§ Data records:
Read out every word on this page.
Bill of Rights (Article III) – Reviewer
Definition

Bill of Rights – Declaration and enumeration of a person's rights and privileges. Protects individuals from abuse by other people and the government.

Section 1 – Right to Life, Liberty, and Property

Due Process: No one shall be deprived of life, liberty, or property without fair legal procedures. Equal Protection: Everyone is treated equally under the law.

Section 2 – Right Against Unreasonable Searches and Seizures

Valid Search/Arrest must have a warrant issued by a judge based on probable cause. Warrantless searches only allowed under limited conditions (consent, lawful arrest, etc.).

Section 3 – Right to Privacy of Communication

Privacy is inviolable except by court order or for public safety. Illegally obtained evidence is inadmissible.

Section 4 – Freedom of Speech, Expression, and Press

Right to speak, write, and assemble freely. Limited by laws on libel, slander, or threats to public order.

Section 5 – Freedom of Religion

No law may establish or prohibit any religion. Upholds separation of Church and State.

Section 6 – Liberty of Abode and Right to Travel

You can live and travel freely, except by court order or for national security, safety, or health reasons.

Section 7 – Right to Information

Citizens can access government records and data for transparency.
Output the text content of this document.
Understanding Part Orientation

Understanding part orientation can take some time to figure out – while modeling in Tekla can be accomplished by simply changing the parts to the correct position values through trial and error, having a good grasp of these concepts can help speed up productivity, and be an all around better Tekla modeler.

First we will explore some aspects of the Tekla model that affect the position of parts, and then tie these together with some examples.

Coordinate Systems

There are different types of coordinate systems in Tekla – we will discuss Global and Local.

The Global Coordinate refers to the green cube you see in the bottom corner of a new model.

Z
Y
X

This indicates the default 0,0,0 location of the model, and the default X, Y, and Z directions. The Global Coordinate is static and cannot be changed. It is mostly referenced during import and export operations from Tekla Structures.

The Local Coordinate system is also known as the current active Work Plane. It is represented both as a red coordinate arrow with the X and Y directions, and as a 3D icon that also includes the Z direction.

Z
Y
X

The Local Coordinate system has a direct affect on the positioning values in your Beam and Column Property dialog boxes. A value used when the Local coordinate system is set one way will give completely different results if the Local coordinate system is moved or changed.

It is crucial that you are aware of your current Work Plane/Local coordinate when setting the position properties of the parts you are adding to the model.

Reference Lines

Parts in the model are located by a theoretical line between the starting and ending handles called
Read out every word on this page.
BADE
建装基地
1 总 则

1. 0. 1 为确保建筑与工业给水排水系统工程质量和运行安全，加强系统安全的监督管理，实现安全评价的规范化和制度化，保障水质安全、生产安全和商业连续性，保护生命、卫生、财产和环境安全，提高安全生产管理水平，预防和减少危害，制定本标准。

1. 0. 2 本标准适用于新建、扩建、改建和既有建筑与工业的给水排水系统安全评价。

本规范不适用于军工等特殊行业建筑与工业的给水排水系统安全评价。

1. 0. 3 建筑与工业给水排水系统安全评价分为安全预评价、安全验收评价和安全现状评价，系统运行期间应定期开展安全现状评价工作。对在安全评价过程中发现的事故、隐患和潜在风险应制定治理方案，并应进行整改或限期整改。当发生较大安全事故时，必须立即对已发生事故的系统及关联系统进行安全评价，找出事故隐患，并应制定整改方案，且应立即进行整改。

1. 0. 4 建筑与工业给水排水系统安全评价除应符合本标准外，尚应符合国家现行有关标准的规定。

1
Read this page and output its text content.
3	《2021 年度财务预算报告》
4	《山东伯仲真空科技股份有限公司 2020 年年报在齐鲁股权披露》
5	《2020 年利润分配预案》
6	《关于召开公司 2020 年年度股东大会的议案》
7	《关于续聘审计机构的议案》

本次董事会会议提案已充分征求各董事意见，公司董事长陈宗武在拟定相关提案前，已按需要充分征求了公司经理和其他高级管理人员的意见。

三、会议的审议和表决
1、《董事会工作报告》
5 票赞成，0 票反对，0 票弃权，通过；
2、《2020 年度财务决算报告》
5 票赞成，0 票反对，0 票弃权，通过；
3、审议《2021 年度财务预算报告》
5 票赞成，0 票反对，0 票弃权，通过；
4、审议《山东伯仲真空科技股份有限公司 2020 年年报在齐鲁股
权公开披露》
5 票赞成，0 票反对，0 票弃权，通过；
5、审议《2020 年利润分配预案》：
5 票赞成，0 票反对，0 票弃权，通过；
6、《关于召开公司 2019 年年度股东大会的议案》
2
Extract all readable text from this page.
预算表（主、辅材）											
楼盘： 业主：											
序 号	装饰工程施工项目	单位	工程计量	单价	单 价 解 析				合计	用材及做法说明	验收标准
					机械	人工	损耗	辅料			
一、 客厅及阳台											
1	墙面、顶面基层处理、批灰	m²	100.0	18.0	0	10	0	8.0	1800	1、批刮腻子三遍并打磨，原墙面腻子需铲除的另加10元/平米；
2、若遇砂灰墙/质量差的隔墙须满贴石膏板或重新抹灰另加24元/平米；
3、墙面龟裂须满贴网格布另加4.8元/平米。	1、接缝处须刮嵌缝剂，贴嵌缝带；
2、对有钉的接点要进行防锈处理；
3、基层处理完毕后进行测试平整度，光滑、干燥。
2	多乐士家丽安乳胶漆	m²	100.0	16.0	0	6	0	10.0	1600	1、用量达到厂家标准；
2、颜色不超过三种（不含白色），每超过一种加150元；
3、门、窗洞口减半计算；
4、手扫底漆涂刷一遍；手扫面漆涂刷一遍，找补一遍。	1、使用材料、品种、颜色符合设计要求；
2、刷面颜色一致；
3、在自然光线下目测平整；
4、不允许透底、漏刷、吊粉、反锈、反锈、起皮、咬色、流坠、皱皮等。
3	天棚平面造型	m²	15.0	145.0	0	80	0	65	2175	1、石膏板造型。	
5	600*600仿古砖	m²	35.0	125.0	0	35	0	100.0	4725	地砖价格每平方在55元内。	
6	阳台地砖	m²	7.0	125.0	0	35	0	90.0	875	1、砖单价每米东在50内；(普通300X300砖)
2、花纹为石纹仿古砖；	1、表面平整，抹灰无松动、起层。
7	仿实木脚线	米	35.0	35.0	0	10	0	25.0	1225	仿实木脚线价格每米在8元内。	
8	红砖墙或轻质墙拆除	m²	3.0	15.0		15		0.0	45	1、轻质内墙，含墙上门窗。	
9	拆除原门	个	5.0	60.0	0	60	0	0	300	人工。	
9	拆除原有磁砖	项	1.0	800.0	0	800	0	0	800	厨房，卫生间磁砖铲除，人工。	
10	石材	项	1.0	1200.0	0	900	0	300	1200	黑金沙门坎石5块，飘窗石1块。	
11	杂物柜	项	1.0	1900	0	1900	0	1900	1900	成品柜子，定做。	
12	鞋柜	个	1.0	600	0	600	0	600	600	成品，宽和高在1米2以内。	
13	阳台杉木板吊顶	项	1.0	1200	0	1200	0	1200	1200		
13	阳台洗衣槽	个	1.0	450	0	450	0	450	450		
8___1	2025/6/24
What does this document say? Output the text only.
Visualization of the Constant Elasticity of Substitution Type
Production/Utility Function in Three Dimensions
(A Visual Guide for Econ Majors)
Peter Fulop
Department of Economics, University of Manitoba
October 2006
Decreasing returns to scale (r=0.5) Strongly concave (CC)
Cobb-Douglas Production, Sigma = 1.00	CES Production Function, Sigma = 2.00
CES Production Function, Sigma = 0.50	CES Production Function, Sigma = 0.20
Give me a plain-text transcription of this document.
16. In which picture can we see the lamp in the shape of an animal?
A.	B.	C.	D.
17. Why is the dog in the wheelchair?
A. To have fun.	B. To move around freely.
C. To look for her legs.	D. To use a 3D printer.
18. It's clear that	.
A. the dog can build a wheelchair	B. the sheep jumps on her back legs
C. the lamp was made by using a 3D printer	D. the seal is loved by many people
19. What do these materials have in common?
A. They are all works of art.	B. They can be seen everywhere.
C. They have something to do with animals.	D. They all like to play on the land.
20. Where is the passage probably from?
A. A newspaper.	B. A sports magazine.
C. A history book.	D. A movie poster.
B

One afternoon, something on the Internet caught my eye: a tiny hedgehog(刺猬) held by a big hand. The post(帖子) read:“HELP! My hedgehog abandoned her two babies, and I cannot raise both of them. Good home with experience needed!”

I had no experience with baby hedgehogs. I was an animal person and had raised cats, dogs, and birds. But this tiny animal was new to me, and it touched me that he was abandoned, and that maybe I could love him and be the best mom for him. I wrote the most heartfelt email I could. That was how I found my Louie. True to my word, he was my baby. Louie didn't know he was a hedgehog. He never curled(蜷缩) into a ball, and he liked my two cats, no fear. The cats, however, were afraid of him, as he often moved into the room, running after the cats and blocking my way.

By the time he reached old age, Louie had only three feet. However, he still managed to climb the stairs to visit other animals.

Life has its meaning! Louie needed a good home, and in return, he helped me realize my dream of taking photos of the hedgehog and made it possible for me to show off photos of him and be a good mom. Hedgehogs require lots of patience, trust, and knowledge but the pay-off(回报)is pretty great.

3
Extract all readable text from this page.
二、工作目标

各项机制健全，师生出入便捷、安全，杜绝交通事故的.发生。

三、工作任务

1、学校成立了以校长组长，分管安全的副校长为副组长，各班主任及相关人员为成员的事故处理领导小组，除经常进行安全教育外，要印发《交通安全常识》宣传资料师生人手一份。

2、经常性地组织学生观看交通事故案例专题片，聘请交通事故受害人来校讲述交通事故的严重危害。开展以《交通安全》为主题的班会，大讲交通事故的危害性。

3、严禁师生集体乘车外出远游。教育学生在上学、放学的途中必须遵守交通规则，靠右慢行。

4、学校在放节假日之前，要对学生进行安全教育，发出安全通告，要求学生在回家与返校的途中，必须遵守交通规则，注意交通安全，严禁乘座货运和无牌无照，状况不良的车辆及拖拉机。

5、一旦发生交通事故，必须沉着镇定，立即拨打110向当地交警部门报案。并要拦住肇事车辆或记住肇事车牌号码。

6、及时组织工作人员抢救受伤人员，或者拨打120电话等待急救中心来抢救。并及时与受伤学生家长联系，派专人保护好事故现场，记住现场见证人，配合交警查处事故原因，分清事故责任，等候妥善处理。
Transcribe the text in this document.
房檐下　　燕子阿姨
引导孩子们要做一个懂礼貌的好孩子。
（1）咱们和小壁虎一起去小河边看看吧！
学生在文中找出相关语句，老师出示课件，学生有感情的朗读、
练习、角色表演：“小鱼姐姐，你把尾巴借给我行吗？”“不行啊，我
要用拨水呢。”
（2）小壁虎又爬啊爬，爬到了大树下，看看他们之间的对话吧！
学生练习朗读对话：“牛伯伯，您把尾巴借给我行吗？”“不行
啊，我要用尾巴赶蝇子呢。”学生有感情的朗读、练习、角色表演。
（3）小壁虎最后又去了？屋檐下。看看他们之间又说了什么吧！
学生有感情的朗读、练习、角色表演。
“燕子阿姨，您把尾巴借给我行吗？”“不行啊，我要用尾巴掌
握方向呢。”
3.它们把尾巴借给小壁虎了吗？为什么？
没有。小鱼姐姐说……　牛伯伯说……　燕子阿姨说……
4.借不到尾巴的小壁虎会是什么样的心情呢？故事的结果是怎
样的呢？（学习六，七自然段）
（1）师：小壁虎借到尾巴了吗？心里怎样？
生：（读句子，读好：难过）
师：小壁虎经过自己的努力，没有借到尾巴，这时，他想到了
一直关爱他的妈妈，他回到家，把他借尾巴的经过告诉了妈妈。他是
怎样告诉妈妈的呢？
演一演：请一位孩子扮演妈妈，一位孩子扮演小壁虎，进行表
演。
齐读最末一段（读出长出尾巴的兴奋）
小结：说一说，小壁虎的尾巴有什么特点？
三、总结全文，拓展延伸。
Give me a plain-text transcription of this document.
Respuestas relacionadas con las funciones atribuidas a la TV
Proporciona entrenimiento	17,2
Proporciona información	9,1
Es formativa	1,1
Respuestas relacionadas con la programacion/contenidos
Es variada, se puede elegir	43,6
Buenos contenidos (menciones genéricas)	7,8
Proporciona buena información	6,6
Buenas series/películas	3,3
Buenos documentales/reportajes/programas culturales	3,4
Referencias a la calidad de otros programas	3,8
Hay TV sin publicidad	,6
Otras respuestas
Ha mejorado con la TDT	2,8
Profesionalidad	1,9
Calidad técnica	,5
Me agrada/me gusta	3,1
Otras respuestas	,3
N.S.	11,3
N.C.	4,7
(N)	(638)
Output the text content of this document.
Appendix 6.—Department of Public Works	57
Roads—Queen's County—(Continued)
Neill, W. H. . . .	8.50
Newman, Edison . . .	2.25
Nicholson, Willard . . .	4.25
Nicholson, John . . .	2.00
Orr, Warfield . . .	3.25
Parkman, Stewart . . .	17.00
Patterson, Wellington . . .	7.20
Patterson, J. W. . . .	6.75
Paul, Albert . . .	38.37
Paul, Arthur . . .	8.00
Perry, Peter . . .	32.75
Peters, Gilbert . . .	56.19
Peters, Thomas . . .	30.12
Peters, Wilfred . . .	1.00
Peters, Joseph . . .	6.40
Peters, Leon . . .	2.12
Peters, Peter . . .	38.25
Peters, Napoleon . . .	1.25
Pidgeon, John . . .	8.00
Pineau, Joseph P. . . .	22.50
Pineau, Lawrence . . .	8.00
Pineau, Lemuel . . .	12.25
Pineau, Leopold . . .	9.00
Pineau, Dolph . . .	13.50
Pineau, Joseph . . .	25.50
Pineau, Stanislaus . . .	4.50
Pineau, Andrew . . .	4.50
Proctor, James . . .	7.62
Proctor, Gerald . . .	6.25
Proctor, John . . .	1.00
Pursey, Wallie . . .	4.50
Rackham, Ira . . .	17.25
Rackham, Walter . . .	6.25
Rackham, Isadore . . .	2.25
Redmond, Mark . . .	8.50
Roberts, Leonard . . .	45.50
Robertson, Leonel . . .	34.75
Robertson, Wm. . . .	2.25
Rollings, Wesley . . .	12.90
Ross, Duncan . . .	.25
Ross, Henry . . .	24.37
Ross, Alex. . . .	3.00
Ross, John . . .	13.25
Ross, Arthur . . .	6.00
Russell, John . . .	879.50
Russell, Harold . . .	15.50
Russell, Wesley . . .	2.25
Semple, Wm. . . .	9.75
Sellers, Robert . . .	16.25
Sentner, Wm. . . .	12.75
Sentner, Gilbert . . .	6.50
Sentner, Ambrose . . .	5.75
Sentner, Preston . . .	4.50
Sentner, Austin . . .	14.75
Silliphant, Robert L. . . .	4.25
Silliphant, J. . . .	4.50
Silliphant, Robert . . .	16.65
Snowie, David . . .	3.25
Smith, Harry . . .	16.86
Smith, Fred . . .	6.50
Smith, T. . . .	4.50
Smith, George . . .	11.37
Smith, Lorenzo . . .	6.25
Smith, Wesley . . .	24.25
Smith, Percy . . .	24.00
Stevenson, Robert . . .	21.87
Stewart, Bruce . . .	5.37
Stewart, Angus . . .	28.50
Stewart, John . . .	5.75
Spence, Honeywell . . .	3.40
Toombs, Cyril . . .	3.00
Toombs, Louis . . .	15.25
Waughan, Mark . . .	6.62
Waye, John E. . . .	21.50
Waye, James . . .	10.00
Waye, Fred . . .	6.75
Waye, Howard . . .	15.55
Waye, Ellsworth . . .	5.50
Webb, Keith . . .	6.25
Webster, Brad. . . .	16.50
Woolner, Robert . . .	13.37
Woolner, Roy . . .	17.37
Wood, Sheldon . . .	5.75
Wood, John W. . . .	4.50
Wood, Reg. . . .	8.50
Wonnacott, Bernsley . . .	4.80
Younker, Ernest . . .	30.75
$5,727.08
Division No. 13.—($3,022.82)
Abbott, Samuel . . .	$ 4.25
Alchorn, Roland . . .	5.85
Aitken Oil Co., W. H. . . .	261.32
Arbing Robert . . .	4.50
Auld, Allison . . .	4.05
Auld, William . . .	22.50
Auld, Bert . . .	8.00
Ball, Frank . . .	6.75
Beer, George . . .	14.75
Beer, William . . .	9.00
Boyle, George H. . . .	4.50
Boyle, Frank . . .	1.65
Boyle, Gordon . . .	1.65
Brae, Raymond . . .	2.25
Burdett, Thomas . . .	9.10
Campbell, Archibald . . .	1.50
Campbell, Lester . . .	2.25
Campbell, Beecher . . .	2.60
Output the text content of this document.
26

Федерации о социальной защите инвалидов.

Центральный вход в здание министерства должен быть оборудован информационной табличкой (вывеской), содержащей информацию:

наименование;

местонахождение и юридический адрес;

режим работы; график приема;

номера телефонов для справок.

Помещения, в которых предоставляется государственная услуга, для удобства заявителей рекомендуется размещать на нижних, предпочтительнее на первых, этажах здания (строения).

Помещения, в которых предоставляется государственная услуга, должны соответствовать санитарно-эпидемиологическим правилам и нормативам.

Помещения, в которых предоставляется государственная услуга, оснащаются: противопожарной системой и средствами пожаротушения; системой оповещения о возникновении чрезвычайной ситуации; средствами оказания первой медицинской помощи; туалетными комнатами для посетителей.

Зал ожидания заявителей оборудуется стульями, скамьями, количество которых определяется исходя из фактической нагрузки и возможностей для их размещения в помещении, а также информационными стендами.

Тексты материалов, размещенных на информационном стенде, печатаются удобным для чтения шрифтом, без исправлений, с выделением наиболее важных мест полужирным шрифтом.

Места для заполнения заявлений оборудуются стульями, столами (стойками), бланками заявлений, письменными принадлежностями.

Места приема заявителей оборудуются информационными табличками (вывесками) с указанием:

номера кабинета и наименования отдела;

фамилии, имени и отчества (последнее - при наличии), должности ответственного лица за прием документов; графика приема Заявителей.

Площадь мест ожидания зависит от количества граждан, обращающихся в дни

§ TASK TO COMPLETE: Of the lines above, how many include the word "legs"? Reply with the number only.

§ FINISHED ANSWER: 2